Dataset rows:

***

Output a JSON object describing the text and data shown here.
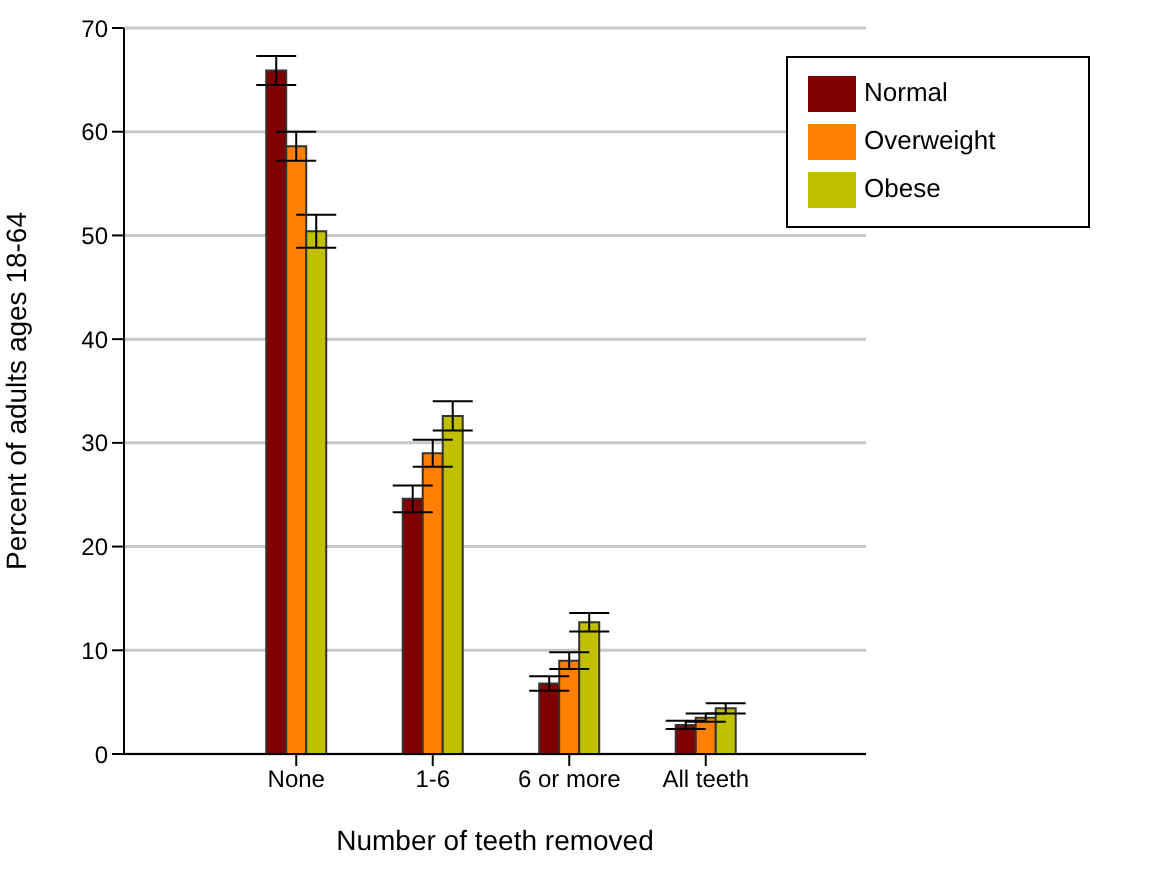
{
  "chart_data": {
    "type": "bar",
    "xlabel": "Number of teeth removed",
    "ylabel": "Percent of adults ages 18-64",
    "categories": [
      "None",
      "1-6",
      "6 or more",
      "All teeth"
    ],
    "series": [
      {
        "name": "Normal",
        "color": "#800000",
        "values": [
          65.9,
          24.6,
          6.8,
          2.8
        ],
        "errors": [
          1.4,
          1.3,
          0.7,
          0.4
        ]
      },
      {
        "name": "Overweight",
        "color": "#ff8000",
        "values": [
          58.6,
          29.0,
          9.0,
          3.5
        ],
        "errors": [
          1.4,
          1.3,
          0.8,
          0.4
        ]
      },
      {
        "name": "Obese",
        "color": "#c0c000",
        "values": [
          50.4,
          32.6,
          12.7,
          4.4
        ],
        "errors": [
          1.6,
          1.4,
          0.9,
          0.5
        ]
      }
    ],
    "ylim": [
      0,
      70
    ],
    "yticks": [
      0,
      10,
      20,
      30,
      40,
      50,
      60,
      70
    ],
    "grid": "y",
    "legend": "top right"
  }
}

***

Exercise directions –
Repeat the data exactly, excluding the pictures.

Solution to this task –
Output a JSON object describing the text and data shown here.
{
  "chart_data": {
    "type": "bar",
    "xlabel": "Number of teeth removed",
    "ylabel": "Percent of adults ages 18-64",
    "categories": [
      "None",
      "1-6",
      "6 or more",
      "All teeth"
    ],
    "series": [
      {
        "name": "Normal",
        "color": "#800000",
        "values": [
          65.9,
          24.6,
          6.8,
          2.8
        ],
        "errors": [
          1.4,
          1.3,
          0.7,
          0.4
        ]
      },
      {
        "name": "Overweight",
        "color": "#ff8000",
        "values": [
          58.6,
          29.0,
          9.0,
          3.5
        ],
        "errors": [
          1.4,
          1.3,
          0.8,
          0.4
        ]
      },
      {
        "name": "Obese",
        "color": "#c0c000",
        "values": [
          50.4,
          32.6,
          12.7,
          4.4
        ],
        "errors": [
          1.6,
          1.4,
          0.9,
          0.5
        ]
      }
    ],
    "ylim": [
      0,
      70
    ],
    "yticks": [
      0,
      10,
      20,
      30,
      40,
      50,
      60,
      70
    ],
    "grid": "y",
    "legend": "top right"
  }
}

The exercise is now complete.